Given exercise: Reproduce all the entries exactly.

Records excerpted from a collection:
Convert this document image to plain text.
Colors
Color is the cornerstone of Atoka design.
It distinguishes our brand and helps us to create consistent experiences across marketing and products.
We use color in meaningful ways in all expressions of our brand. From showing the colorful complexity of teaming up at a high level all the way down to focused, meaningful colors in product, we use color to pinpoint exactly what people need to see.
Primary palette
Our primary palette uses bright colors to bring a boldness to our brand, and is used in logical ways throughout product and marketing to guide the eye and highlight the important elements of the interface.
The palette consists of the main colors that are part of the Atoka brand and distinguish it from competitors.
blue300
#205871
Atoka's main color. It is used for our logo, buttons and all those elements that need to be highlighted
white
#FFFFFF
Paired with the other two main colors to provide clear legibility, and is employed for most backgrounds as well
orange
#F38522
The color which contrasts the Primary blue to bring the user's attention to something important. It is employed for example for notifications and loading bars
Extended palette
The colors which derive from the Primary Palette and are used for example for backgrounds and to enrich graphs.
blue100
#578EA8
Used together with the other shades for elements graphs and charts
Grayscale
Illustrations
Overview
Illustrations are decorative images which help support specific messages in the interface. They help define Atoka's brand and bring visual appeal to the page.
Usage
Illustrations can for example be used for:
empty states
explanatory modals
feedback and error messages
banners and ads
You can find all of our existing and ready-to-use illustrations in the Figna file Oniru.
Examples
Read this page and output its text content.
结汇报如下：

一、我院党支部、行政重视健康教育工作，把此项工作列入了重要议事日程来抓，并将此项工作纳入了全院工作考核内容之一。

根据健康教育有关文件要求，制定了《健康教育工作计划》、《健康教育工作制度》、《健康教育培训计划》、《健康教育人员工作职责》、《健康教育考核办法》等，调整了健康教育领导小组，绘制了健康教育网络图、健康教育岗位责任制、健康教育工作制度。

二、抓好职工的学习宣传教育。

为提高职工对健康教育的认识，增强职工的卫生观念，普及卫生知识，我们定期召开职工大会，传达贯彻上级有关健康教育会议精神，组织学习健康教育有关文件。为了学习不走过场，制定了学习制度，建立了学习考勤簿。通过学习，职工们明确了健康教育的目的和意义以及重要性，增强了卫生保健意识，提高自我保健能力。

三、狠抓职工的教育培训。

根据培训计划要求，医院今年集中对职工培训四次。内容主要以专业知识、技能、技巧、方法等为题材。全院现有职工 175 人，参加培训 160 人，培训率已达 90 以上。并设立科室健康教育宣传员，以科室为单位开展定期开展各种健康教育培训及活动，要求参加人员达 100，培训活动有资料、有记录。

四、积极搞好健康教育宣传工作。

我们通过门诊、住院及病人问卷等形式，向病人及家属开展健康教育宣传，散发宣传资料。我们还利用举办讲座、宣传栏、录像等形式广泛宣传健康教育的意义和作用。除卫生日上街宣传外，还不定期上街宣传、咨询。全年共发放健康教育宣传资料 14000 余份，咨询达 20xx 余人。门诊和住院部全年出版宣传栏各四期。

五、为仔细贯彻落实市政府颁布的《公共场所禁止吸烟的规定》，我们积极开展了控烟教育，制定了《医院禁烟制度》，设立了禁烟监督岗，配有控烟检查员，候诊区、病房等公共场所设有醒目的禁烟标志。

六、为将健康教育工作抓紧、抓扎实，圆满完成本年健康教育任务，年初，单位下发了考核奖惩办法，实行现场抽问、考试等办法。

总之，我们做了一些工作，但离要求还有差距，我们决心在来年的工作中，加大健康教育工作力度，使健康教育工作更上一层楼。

Correct response:
Convert this document image to plain text.
Colors
Color is the cornerstone of Atoka design.
It distinguishes our brand and helps us to create consistent experiences across marketing and products.
We use color in meaningful ways in all expressions of our brand. From showing the colorful complexity of teaming up at a high level all the way down to focused, meaningful colors in product, we use color to pinpoint exactly what people need to see.
Primary palette
Our primary palette uses bright colors to bring a boldness to our brand, and is used in logical ways throughout product and marketing to guide the eye and highlight the important elements of the interface.
The palette consists of the main colors that are part of the Atoka brand and distinguish it from competitors.
blue300
#205871
Atoka's main color. It is used for our logo, buttons and all those elements that need to be highlighted
white
#FFFFFF
Paired with the other two main colors to provide clear legibility, and is employed for most backgrounds as well
orange
#F38522
The color which contrasts the Primary blue to bring the user's attention to something important. It is employed for example for notifications and loading bars
Extended palette
The colors which derive from the Primary Palette and are used for example for backgrounds and to enrich graphs.
blue100
#578EA8
Used together with the other shades for elements graphs and charts
Grayscale
Illustrations
Overview
Illustrations are decorative images which help support specific messages in the interface. They help define Atoka's brand and bring visual appeal to the page.
Usage
Illustrations can for example be used for:
empty states
explanatory modals
feedback and error messages
banners and ads
You can find all of our existing and ready-to-use illustrations in the Figna file Oniru.
Examples
Read this page and output its text content.
结汇报如下：

一、我院党支部、行政重视健康教育工作，把此项工作列入了重要议事日程来抓，并将此项工作纳入了全院工作考核内容之一。

根据健康教育有关文件要求，制定了《健康教育工作计划》、《健康教育工作制度》、《健康教育培训计划》、《健康教育人员工作职责》、《健康教育考核办法》等，调整了健康教育领导小组，绘制了健康教育网络图、健康教育岗位责任制、健康教育工作制度。

二、抓好职工的学习宣传教育。

为提高职工对健康教育的认识，增强职工的卫生观念，普及卫生知识，我们定期召开职工大会，传达贯彻上级有关健康教育会议精神，组织学习健康教育有关文件。为了学习不走过场，制定了学习制度，建立了学习考勤簿。通过学习，职工们明确了健康教育的目的和意义以及重要性，增强了卫生保健意识，提高自我保健能力。

三、狠抓职工的教育培训。

根据培训计划要求，医院今年集中对职工培训四次。内容主要以专业知识、技能、技巧、方法等为题材。全院现有职工 175 人，参加培训 160 人，培训率已达 90 以上。并设立科室健康教育宣传员，以科室为单位开展定期开展各种健康教育培训及活动，要求参加人员达 100，培训活动有资料、有记录。

四、积极搞好健康教育宣传工作。

我们通过门诊、住院及病人问卷等形式，向病人及家属开展健康教育宣传，散发宣传资料。我们还利用举办讲座、宣传栏、录像等形式广泛宣传健康教育的意义和作用。除卫生日上街宣传外，还不定期上街宣传、咨询。全年共发放健康教育宣传资料 14000 余份，咨询达 20xx 余人。门诊和住院部全年出版宣传栏各四期。

五、为仔细贯彻落实市政府颁布的《公共场所禁止吸烟的规定》，我们积极开展了控烟教育，制定了《医院禁烟制度》，设立了禁烟监督岗，配有控烟检查员，候诊区、病房等公共场所设有醒目的禁烟标志。

六、为将健康教育工作抓紧、抓扎实，圆满完成本年健康教育任务，年初，单位下发了考核奖惩办法，实行现场抽问、考试等办法。

总之，我们做了一些工作，但离要求还有差距，我们决心在来年的工作中，加大健康教育工作力度，使健康教育工作更上一层楼。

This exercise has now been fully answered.